## [TASK GOAL]
Without the pictures, repeat the listing character for character.

Saved data entries

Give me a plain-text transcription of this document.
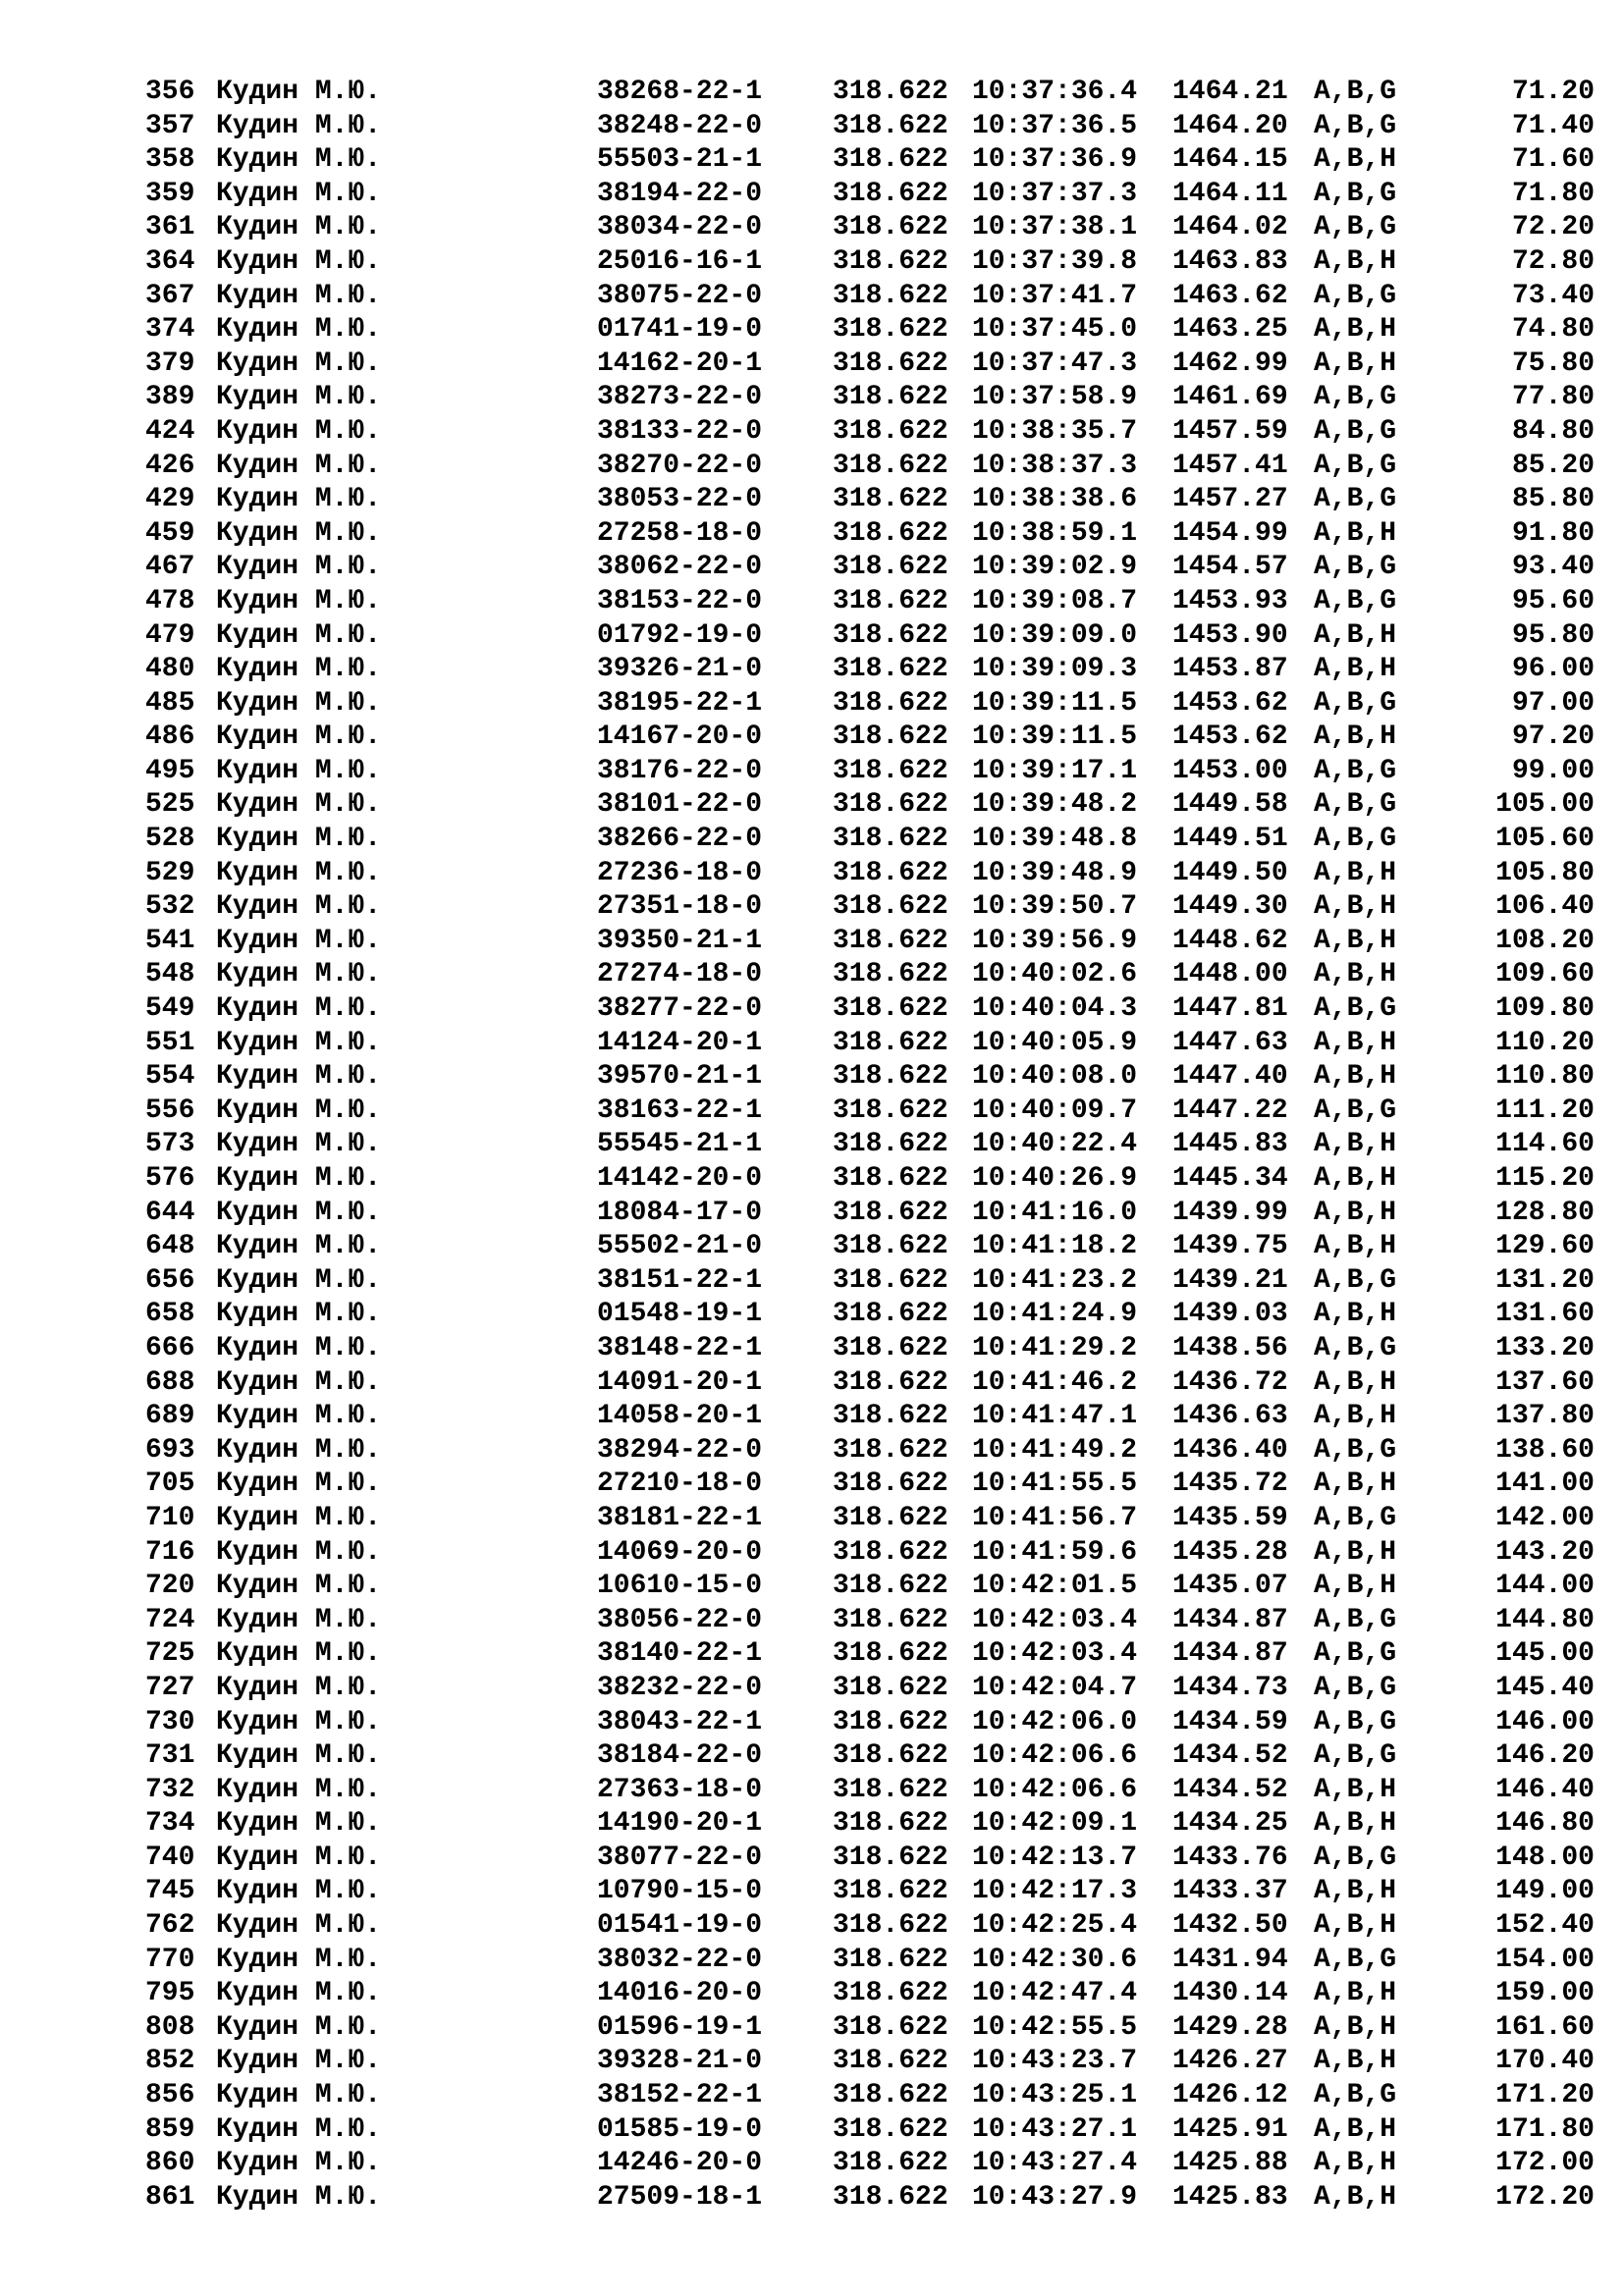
356 Кудин М.Ю.	38268-22-1	318.622 10:37:36.4 1464.21 A,B,G	71.20
357 Кудин М.Ю.	38248-22-0	318.622 10:37:36.5 1464.20 A,B,G	71.40
358 Кудин М.Ю.	55503-21-1	318.622 10:37:36.9 1464.15 A,B,H	71.60
359 Кудин М.Ю.	38194-22-0	318.622 10:37:37.3 1464.11 A,B,G	71.80
361 Кудин М.Ю.	38034-22-0	318.622 10:37:38.1 1464.02 A,B,G	72.20
364 Кудин М.Ю.	25016-16-1	318.622 10:37:39.8 1463.83 A,B,H	72.80
367 Кудин М.Ю.	38075-22-0	318.622 10:37:41.7 1463.62 A,B,G	73.40
374 Кудин М.Ю.	01741-19-0	318.622 10:37:45.0 1463.25 A,B,H	74.80
379 Кудин М.Ю.	14162-20-1	318.622 10:37:47.3 1462.99 A,B,H	75.80
389 Кудин М.Ю.	38273-22-0	318.622 10:37:58.9 1461.69 A,B,G	77.80
424 Кудин М.Ю.	38133-22-0	318.622 10:38:35.7 1457.59 A,B,G	84.80
426 Кудин М.Ю.	38270-22-0	318.622 10:38:37.3 1457.41 A,B,G	85.20
429 Кудин М.Ю.	38053-22-0	318.622 10:38:38.6 1457.27 A,B,G	85.80
459 Кудин М.Ю.	27258-18-0	318.622 10:38:59.1 1454.99 A,B,H	91.80
467 Кудин М.Ю.	38062-22-0	318.622 10:39:02.9 1454.57 A,B,G	93.40
478 Кудин М.Ю.	38153-22-0	318.622 10:39:08.7 1453.93 A,B,G	95.60
479 Кудин М.Ю.	01792-19-0	318.622 10:39:09.0 1453.90 A,B,H	95.80
480 Кудин М.Ю.	39326-21-0	318.622 10:39:09.3 1453.87 A,B,H	96.00
485 Кудин М.Ю.	38195-22-1	318.622 10:39:11.5 1453.62 A,B,G	97.00
486 Кудин М.Ю.	14167-20-0	318.622 10:39:11.5 1453.62 A,B,H	97.20
495 Кудин М.Ю.	38176-22-0	318.622 10:39:17.1 1453.00 A,B,G	99.00
525 Кудин М.Ю.	38101-22-0	318.622 10:39:48.2 1449.58 A,B,G	105.00
528 Кудин М.Ю.	38266-22-0	318.622 10:39:48.8 1449.51 A,B,G	105.60
529 Кудин М.Ю.	27236-18-0	318.622 10:39:48.9 1449.50 A,B,H	105.80
532 Кудин М.Ю.	27351-18-0	318.622 10:39:50.7 1449.30 A,B,H	106.40
541 Кудин М.Ю.	39350-21-1	318.622 10:39:56.9 1448.62 A,B,H	108.20
548 Кудин М.Ю.	27274-18-0	318.622 10:40:02.6 1448.00 A,B,H	109.60
549 Кудин М.Ю.	38277-22-0	318.622 10:40:04.3 1447.81 A,B,G	109.80
551 Кудин М.Ю.	14124-20-1	318.622 10:40:05.9 1447.63 A,B,H	110.20
554 Кудин М.Ю.	39570-21-1	318.622 10:40:08.0 1447.40 A,B,H	110.80
556 Кудин М.Ю.	38163-22-1	318.622 10:40:09.7 1447.22 A,B,G	111.20
573 Кудин М.Ю.	55545-21-1	318.622 10:40:22.4 1445.83 A,B,H	114.60
576 Кудин М.Ю.	14142-20-0	318.622 10:40:26.9 1445.34 A,B,H	115.20
644 Кудин М.Ю.	18084-17-0	318.622 10:41:16.0 1439.99 A,B,H	128.80
648 Кудин М.Ю.	55502-21-0	318.622 10:41:18.2 1439.75 A,B,H	129.60
656 Кудин М.Ю.	38151-22-1	318.622 10:41:23.2 1439.21 A,B,G	131.20
658 Кудин М.Ю.	01548-19-1	318.622 10:41:24.9 1439.03 A,B,H	131.60
666 Кудин М.Ю.	38148-22-1	318.622 10:41:29.2 1438.56 A,B,G	133.20
688 Кудин М.Ю.	14091-20-1	318.622 10:41:46.2 1436.72 A,B,H	137.60
689 Кудин М.Ю.	14058-20-1	318.622 10:41:47.1 1436.63 A,B,H	137.80
693 Кудин М.Ю.	38294-22-0	318.622 10:41:49.2 1436.40 A,B,G	138.60
705 Кудин М.Ю.	27210-18-0	318.622 10:41:55.5 1435.72 A,B,H	141.00
710 Кудин М.Ю.	38181-22-1	318.622 10:41:56.7 1435.59 A,B,G	142.00
716 Кудин М.Ю.	14069-20-0	318.622 10:41:59.6 1435.28 A,B,H	143.20
720 Кудин М.Ю.	10610-15-0	318.622 10:42:01.5 1435.07 A,B,H	144.00
724 Кудин М.Ю.	38056-22-0	318.622 10:42:03.4 1434.87 A,B,G	144.80
725 Кудин М.Ю.	38140-22-1	318.622 10:42:03.4 1434.87 A,B,G	145.00
727 Кудин М.Ю.	38232-22-0	318.622 10:42:04.7 1434.73 A,B,G	145.40
730 Кудин М.Ю.	38043-22-1	318.622 10:42:06.0 1434.59 A,B,G	146.00
731 Кудин М.Ю.	38184-22-0	318.622 10:42:06.6 1434.52 A,B,G	146.20
732 Кудин М.Ю.	27363-18-0	318.622 10:42:06.6 1434.52 A,B,H	146.40
734 Кудин М.Ю.	14190-20-1	318.622 10:42:09.1 1434.25 A,B,H	146.80
740 Кудин М.Ю.	38077-22-0	318.622 10:42:13.7 1433.76 A,B,G	148.00
745 Кудин М.Ю.	10790-15-0	318.622 10:42:17.3 1433.37 A,B,H	149.00
762 Кудин М.Ю.	01541-19-0	318.622 10:42:25.4 1432.50 A,B,H	152.40
770 Кудин М.Ю.	38032-22-0	318.622 10:42:30.6 1431.94 A,B,G	154.00
795 Кудин М.Ю.	14016-20-0	318.622 10:42:47.4 1430.14 A,B,H	159.00
808 Кудин М.Ю.	01596-19-1	318.622 10:42:55.5 1429.28 A,B,H	161.60
852 Кудин М.Ю.	39328-21-0	318.622 10:43:23.7 1426.27 A,B,H	170.40
856 Кудин М.Ю.	38152-22-1	318.622 10:43:25.1 1426.12 A,B,G	171.20
859 Кудин М.Ю.	01585-19-0	318.622 10:43:27.1 1425.91 A,B,H	171.80
860 Кудин М.Ю.	14246-20-0	318.622 10:43:27.4 1425.88 A,B,H	172.00
861 Кудин М.Ю.	27509-18-1	318.622 10:43:27.9 1425.83 A,B,H	172.20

## [ANSWER TO THIS EXERCISE]
Give me a plain-text transcription of this document.
356 Кудин М.Ю.	38268-22-1	318.622 10:37:36.4 1464.21 A,B,G	71.20
357 Кудин М.Ю.	38248-22-0	318.622 10:37:36.5 1464.20 A,B,G	71.40
358 Кудин М.Ю.	55503-21-1	318.622 10:37:36.9 1464.15 A,B,H	71.60
359 Кудин М.Ю.	38194-22-0	318.622 10:37:37.3 1464.11 A,B,G	71.80
361 Кудин М.Ю.	38034-22-0	318.622 10:37:38.1 1464.02 A,B,G	72.20
364 Кудин М.Ю.	25016-16-1	318.622 10:37:39.8 1463.83 A,B,H	72.80
367 Кудин М.Ю.	38075-22-0	318.622 10:37:41.7 1463.62 A,B,G	73.40
374 Кудин М.Ю.	01741-19-0	318.622 10:37:45.0 1463.25 A,B,H	74.80
379 Кудин М.Ю.	14162-20-1	318.622 10:37:47.3 1462.99 A,B,H	75.80
389 Кудин М.Ю.	38273-22-0	318.622 10:37:58.9 1461.69 A,B,G	77.80
424 Кудин М.Ю.	38133-22-0	318.622 10:38:35.7 1457.59 A,B,G	84.80
426 Кудин М.Ю.	38270-22-0	318.622 10:38:37.3 1457.41 A,B,G	85.20
429 Кудин М.Ю.	38053-22-0	318.622 10:38:38.6 1457.27 A,B,G	85.80
459 Кудин М.Ю.	27258-18-0	318.622 10:38:59.1 1454.99 A,B,H	91.80
467 Кудин М.Ю.	38062-22-0	318.622 10:39:02.9 1454.57 A,B,G	93.40
478 Кудин М.Ю.	38153-22-0	318.622 10:39:08.7 1453.93 A,B,G	95.60
479 Кудин М.Ю.	01792-19-0	318.622 10:39:09.0 1453.90 A,B,H	95.80
480 Кудин М.Ю.	39326-21-0	318.622 10:39:09.3 1453.87 A,B,H	96.00
485 Кудин М.Ю.	38195-22-1	318.622 10:39:11.5 1453.62 A,B,G	97.00
486 Кудин М.Ю.	14167-20-0	318.622 10:39:11.5 1453.62 A,B,H	97.20
495 Кудин М.Ю.	38176-22-0	318.622 10:39:17.1 1453.00 A,B,G	99.00
525 Кудин М.Ю.	38101-22-0	318.622 10:39:48.2 1449.58 A,B,G	105.00
528 Кудин М.Ю.	38266-22-0	318.622 10:39:48.8 1449.51 A,B,G	105.60
529 Кудин М.Ю.	27236-18-0	318.622 10:39:48.9 1449.50 A,B,H	105.80
532 Кудин М.Ю.	27351-18-0	318.622 10:39:50.7 1449.30 A,B,H	106.40
541 Кудин М.Ю.	39350-21-1	318.622 10:39:56.9 1448.62 A,B,H	108.20
548 Кудин М.Ю.	27274-18-0	318.622 10:40:02.6 1448.00 A,B,H	109.60
549 Кудин М.Ю.	38277-22-0	318.622 10:40:04.3 1447.81 A,B,G	109.80
551 Кудин М.Ю.	14124-20-1	318.622 10:40:05.9 1447.63 A,B,H	110.20
554 Кудин М.Ю.	39570-21-1	318.622 10:40:08.0 1447.40 A,B,H	110.80
556 Кудин М.Ю.	38163-22-1	318.622 10:40:09.7 1447.22 A,B,G	111.20
573 Кудин М.Ю.	55545-21-1	318.622 10:40:22.4 1445.83 A,B,H	114.60
576 Кудин М.Ю.	14142-20-0	318.622 10:40:26.9 1445.34 A,B,H	115.20
644 Кудин М.Ю.	18084-17-0	318.622 10:41:16.0 1439.99 A,B,H	128.80
648 Кудин М.Ю.	55502-21-0	318.622 10:41:18.2 1439.75 A,B,H	129.60
656 Кудин М.Ю.	38151-22-1	318.622 10:41:23.2 1439.21 A,B,G	131.20
658 Кудин М.Ю.	01548-19-1	318.622 10:41:24.9 1439.03 A,B,H	131.60
666 Кудин М.Ю.	38148-22-1	318.622 10:41:29.2 1438.56 A,B,G	133.20
688 Кудин М.Ю.	14091-20-1	318.622 10:41:46.2 1436.72 A,B,H	137.60
689 Кудин М.Ю.	14058-20-1	318.622 10:41:47.1 1436.63 A,B,H	137.80
693 Кудин М.Ю.	38294-22-0	318.622 10:41:49.2 1436.40 A,B,G	138.60
705 Кудин М.Ю.	27210-18-0	318.622 10:41:55.5 1435.72 A,B,H	141.00
710 Кудин М.Ю.	38181-22-1	318.622 10:41:56.7 1435.59 A,B,G	142.00
716 Кудин М.Ю.	14069-20-0	318.622 10:41:59.6 1435.28 A,B,H	143.20
720 Кудин М.Ю.	10610-15-0	318.622 10:42:01.5 1435.07 A,B,H	144.00
724 Кудин М.Ю.	38056-22-0	318.622 10:42:03.4 1434.87 A,B,G	144.80
725 Кудин М.Ю.	38140-22-1	318.622 10:42:03.4 1434.87 A,B,G	145.00
727 Кудин М.Ю.	38232-22-0	318.622 10:42:04.7 1434.73 A,B,G	145.40
730 Кудин М.Ю.	38043-22-1	318.622 10:42:06.0 1434.59 A,B,G	146.00
731 Кудин М.Ю.	38184-22-0	318.622 10:42:06.6 1434.52 A,B,G	146.20
732 Кудин М.Ю.	27363-18-0	318.622 10:42:06.6 1434.52 A,B,H	146.40
734 Кудин М.Ю.	14190-20-1	318.622 10:42:09.1 1434.25 A,B,H	146.80
740 Кудин М.Ю.	38077-22-0	318.622 10:42:13.7 1433.76 A,B,G	148.00
745 Кудин М.Ю.	10790-15-0	318.622 10:42:17.3 1433.37 A,B,H	149.00
762 Кудин М.Ю.	01541-19-0	318.622 10:42:25.4 1432.50 A,B,H	152.40
770 Кудин М.Ю.	38032-22-0	318.622 10:42:30.6 1431.94 A,B,G	154.00
795 Кудин М.Ю.	14016-20-0	318.622 10:42:47.4 1430.14 A,B,H	159.00
808 Кудин М.Ю.	01596-19-1	318.622 10:42:55.5 1429.28 A,B,H	161.60
852 Кудин М.Ю.	39328-21-0	318.622 10:43:23.7 1426.27 A,B,H	170.40
856 Кудин М.Ю.	38152-22-1	318.622 10:43:25.1 1426.12 A,B,G	171.20
859 Кудин М.Ю.	01585-19-0	318.622 10:43:27.1 1425.91 A,B,H	171.80
860 Кудин М.Ю.	14246-20-0	318.622 10:43:27.4 1425.88 A,B,H	172.00
861 Кудин М.Ю.	27509-18-1	318.622 10:43:27.9 1425.83 A,B,H	172.20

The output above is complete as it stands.